EXERCISE TASK: Copy out the lines of the material below exactly as they appear, leaving out the pictures.

RECORDS FOR THIS TASK:

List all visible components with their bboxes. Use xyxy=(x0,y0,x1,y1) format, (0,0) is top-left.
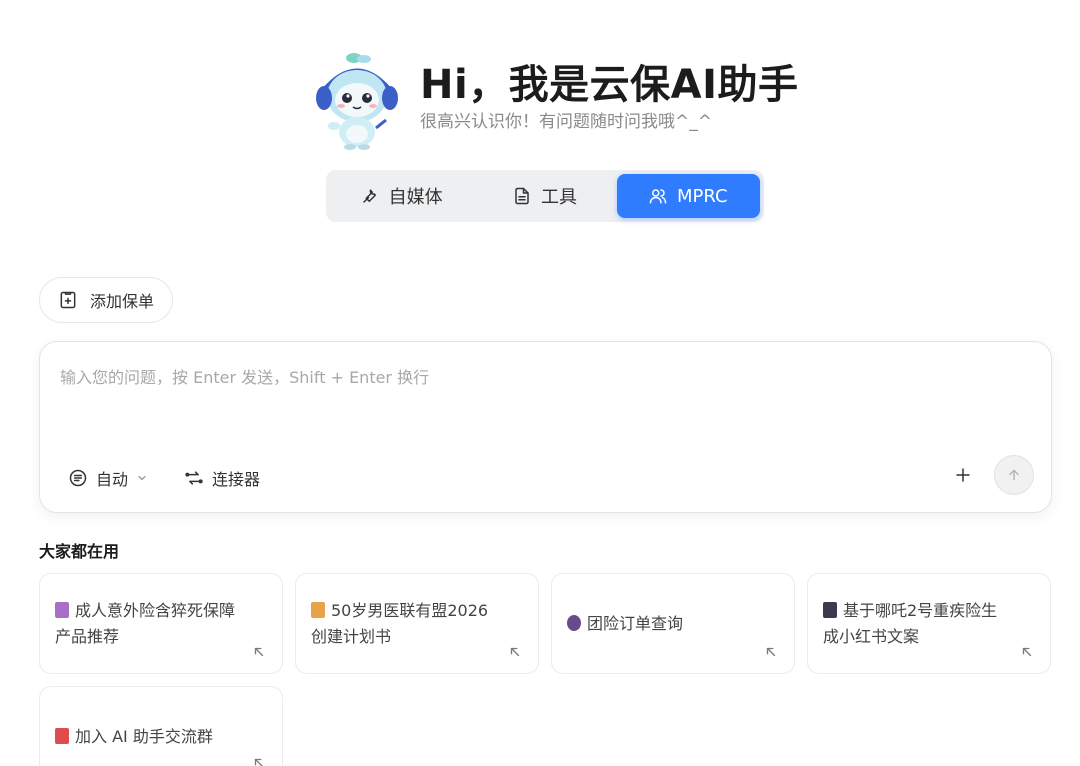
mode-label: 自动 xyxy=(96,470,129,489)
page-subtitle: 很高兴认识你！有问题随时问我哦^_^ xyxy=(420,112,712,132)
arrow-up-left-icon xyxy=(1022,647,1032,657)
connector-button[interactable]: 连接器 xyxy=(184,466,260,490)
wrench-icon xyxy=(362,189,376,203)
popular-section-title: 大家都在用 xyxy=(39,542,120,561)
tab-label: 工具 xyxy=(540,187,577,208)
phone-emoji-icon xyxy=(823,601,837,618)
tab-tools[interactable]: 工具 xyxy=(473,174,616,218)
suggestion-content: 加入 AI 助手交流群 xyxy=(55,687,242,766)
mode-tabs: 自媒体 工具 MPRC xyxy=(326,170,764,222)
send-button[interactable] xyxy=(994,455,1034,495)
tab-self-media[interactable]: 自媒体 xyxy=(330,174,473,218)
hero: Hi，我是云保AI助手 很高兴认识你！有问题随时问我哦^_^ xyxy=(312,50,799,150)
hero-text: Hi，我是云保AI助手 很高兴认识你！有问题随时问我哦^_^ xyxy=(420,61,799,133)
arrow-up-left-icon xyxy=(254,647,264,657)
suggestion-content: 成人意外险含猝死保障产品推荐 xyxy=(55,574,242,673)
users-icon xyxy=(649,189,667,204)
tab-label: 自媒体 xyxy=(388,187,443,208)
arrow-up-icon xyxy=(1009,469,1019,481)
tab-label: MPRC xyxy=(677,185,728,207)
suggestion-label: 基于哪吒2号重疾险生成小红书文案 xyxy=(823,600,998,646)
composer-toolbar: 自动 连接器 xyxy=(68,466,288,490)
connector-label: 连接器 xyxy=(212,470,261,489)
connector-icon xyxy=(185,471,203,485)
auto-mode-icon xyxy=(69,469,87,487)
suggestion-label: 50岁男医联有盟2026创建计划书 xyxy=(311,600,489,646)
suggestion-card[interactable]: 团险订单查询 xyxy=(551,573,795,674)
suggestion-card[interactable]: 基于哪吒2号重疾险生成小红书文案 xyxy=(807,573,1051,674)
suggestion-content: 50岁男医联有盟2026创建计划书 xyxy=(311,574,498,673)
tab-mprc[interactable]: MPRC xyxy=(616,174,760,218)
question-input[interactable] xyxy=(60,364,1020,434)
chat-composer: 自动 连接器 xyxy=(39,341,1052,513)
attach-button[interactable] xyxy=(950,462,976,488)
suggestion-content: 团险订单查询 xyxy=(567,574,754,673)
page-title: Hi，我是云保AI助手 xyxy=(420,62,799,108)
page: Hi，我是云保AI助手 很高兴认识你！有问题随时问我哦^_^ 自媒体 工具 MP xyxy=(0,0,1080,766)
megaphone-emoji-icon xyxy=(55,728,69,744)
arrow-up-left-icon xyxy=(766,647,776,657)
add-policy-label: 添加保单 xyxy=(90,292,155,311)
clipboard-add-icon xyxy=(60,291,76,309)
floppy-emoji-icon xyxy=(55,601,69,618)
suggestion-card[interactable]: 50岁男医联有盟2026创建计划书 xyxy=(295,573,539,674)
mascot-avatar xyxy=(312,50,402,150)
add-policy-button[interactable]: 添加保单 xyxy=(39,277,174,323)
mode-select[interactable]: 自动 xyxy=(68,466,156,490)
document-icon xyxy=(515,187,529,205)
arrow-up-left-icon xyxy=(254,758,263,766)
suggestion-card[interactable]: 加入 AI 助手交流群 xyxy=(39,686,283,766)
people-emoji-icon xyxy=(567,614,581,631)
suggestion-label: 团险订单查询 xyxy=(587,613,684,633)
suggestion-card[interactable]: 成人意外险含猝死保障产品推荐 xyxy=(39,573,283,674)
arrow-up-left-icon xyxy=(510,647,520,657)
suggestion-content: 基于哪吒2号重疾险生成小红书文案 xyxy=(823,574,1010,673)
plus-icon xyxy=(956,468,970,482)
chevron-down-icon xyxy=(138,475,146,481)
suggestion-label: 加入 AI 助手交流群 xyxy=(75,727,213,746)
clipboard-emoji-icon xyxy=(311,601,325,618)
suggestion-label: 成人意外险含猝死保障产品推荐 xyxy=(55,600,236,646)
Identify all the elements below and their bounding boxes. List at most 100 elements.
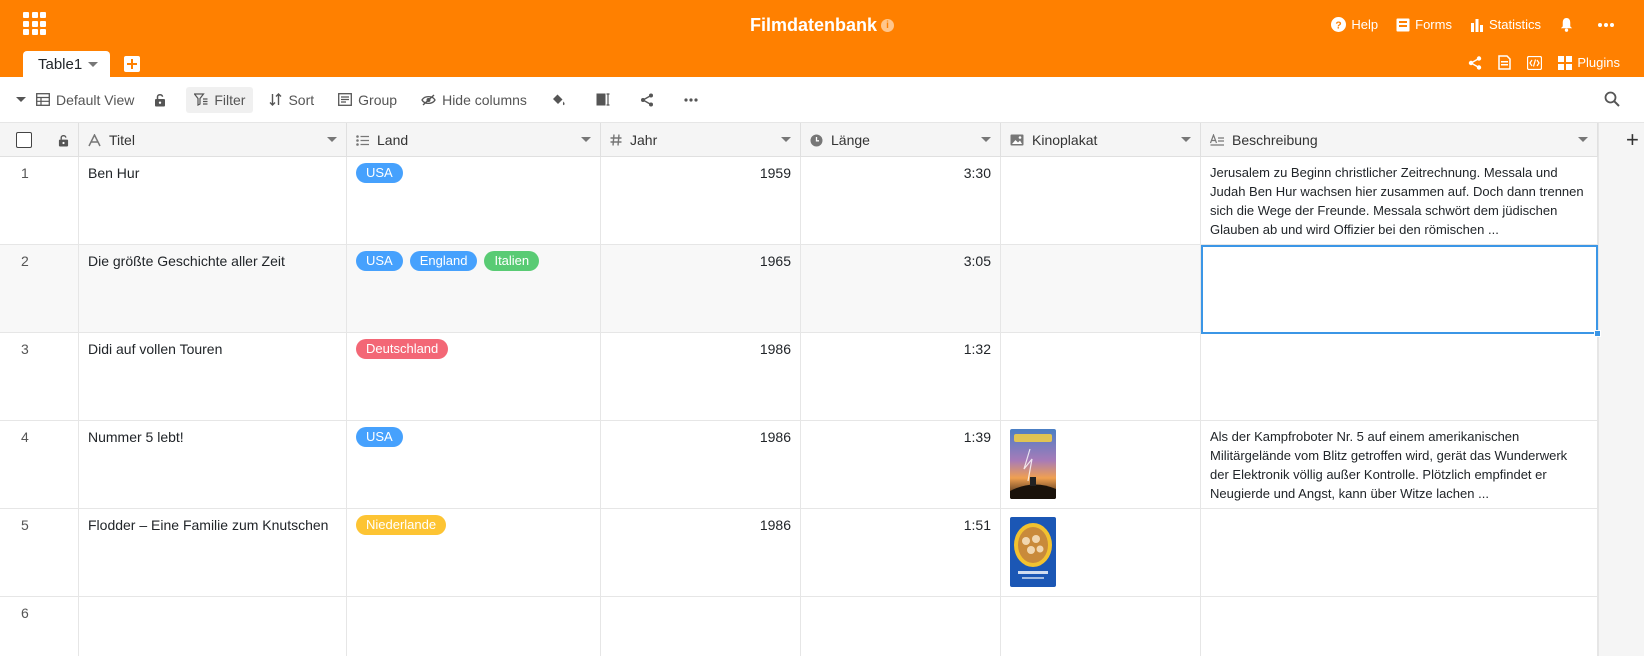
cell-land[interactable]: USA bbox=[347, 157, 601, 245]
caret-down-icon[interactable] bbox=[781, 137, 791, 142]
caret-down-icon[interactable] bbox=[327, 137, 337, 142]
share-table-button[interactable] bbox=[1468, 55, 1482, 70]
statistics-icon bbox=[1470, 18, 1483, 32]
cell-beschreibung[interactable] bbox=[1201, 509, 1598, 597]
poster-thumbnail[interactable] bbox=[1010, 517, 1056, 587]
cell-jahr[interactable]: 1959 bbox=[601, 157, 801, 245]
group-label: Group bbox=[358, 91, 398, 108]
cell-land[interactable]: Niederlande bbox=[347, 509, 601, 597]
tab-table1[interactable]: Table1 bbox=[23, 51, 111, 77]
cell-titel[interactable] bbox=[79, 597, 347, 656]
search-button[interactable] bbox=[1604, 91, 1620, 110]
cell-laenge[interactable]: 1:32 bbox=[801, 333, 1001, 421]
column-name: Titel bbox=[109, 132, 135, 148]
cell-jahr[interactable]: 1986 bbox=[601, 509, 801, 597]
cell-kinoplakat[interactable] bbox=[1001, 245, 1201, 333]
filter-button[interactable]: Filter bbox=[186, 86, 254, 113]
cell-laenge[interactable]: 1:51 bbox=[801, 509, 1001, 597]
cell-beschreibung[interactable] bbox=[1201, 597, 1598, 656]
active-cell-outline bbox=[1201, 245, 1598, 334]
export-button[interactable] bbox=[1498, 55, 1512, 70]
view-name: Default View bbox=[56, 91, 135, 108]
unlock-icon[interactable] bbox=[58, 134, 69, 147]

TASK RESULT:
List all visible components with their bboxes. Use xyxy=(x0,y0,x1,y1) format, (0,0) is top-left.
mode-label: 自动 xyxy=(96,470,129,489)
page-subtitle: 很高兴认识你！有问题随时问我哦^_^ xyxy=(420,112,712,132)
arrow-up-left-icon xyxy=(1022,647,1032,657)
connector-button[interactable]: 连接器 xyxy=(184,466,260,490)
wrench-icon xyxy=(362,189,376,203)
popular-section-title: 大家都在用 xyxy=(39,542,120,561)
tab-label: 工具 xyxy=(540,187,577,208)
phone-emoji-icon xyxy=(823,601,837,618)
tab-tools[interactable]: 工具 xyxy=(473,174,616,218)
suggestion-content: 加入 AI 助手交流群 xyxy=(55,687,242,766)
mode-tabs: 自媒体 工具 MPRC xyxy=(326,170,764,222)
send-button[interactable] xyxy=(994,455,1034,495)
tab-self-media[interactable]: 自媒体 xyxy=(330,174,473,218)
hero: Hi，我是云保AI助手 很高兴认识你！有问题随时问我哦^_^ xyxy=(312,50,799,150)
hero-text: Hi，我是云保AI助手 很高兴认识你！有问题随时问我哦^_^ xyxy=(420,61,799,133)
arrow-up-left-icon xyxy=(254,647,264,657)
suggestion-content: 成人意外险含猝死保障产品推荐 xyxy=(55,574,242,673)
users-icon xyxy=(649,189,667,204)
tab-label: 自媒体 xyxy=(388,187,443,208)
arrow-up-icon xyxy=(1009,469,1019,481)
tab-label: MPRC xyxy=(677,185,728,207)
suggestion-label: 基于哪吒2号重疾险生成小红书文案 xyxy=(823,600,998,646)
composer-toolbar: 自动 连接器 xyxy=(68,466,288,490)
connector-label: 连接器 xyxy=(212,470,261,489)
connector-icon xyxy=(185,471,203,485)
auto-mode-icon xyxy=(69,469,87,487)
suggestion-label: 50岁男医联有盟2026创建计划书 xyxy=(311,600,489,646)
suggestion-card[interactable]: 团险订单查询 xyxy=(551,573,795,674)
suggestion-card[interactable]: 基于哪吒2号重疾险生成小红书文案 xyxy=(807,573,1051,674)
suggestion-content: 50岁男医联有盟2026创建计划书 xyxy=(311,574,498,673)
tab-mprc[interactable]: MPRC xyxy=(616,174,760,218)
question-input[interactable] xyxy=(60,364,1020,434)
chat-composer: 自动 连接器 xyxy=(39,341,1052,513)
attach-button[interactable] xyxy=(950,462,976,488)
suggestion-content: 团险订单查询 xyxy=(567,574,754,673)
page-title: Hi，我是云保AI助手 xyxy=(420,62,799,108)
page: Hi，我是云保AI助手 很高兴认识你！有问题随时问我哦^_^ 自媒体 工具 MP xyxy=(0,0,1080,766)
megaphone-emoji-icon xyxy=(55,728,69,744)
arrow-up-left-icon xyxy=(766,647,776,657)
add-policy-label: 添加保单 xyxy=(90,292,155,311)
clipboard-add-icon xyxy=(60,291,76,309)
floppy-emoji-icon xyxy=(55,601,69,618)
suggestion-card[interactable]: 50岁男医联有盟2026创建计划书 xyxy=(295,573,539,674)
mascot-avatar xyxy=(312,50,402,150)
add-policy-button[interactable]: 添加保单 xyxy=(39,277,174,323)
mode-select[interactable]: 自动 xyxy=(68,466,156,490)
document-icon xyxy=(515,187,529,205)
arrow-up-left-icon xyxy=(254,758,263,766)
suggestion-card[interactable]: 加入 AI 助手交流群 xyxy=(39,686,283,766)
people-emoji-icon xyxy=(567,614,581,631)
suggestion-label: 团险订单查询 xyxy=(587,613,684,633)
suggestion-card[interactable]: 成人意外险含猝死保障产品推荐 xyxy=(39,573,283,674)
arrow-up-left-icon xyxy=(510,647,520,657)
suggestion-content: 基于哪吒2号重疾险生成小红书文案 xyxy=(823,574,1010,673)
plus-icon xyxy=(956,468,970,482)
chevron-down-icon xyxy=(138,475,146,481)
suggestion-label: 加入 AI 助手交流群 xyxy=(75,727,213,746)
clipboard-emoji-icon xyxy=(311,601,325,618)
suggestion-label: 成人意外险含猝死保障产品推荐 xyxy=(55,600,236,646)
Identify all the elements below and their bounding boxes. List at most 100 elements.
cell-land[interactable]: USA bbox=[347, 157, 601, 245]
caret-down-icon[interactable] bbox=[781, 137, 791, 142]
caret-down-icon[interactable] bbox=[327, 137, 337, 142]
share-table-button[interactable] bbox=[1468, 55, 1482, 70]
statistics-icon bbox=[1470, 18, 1483, 32]
cell-beschreibung[interactable] bbox=[1201, 509, 1598, 597]
poster-thumbnail[interactable] bbox=[1010, 517, 1056, 587]
cell-jahr[interactable]: 1959 bbox=[601, 157, 801, 245]
group-label: Group bbox=[358, 91, 398, 108]
cell-land[interactable]: Niederlande bbox=[347, 509, 601, 597]
tab-table1[interactable]: Table1 bbox=[23, 51, 111, 77]
cell-titel[interactable] bbox=[79, 597, 347, 656]
search-button[interactable] bbox=[1604, 91, 1620, 110]
cell-laenge[interactable]: 1:32 bbox=[801, 333, 1001, 421]
column-name: Titel bbox=[109, 132, 135, 148]
cell-jahr[interactable]: 1986 bbox=[601, 509, 801, 597]
cell-kinoplakat[interactable] bbox=[1001, 245, 1201, 333]
filter-button[interactable]: Filter bbox=[186, 86, 254, 113]
cell-laenge[interactable]: 1:51 bbox=[801, 509, 1001, 597]
cell-beschreibung[interactable] bbox=[1201, 597, 1598, 656]
active-cell-outline bbox=[1201, 245, 1598, 334]
export-button[interactable] bbox=[1498, 55, 1512, 70]
view-name: Default View bbox=[56, 91, 135, 108]
unlock-icon[interactable] bbox=[58, 134, 69, 147]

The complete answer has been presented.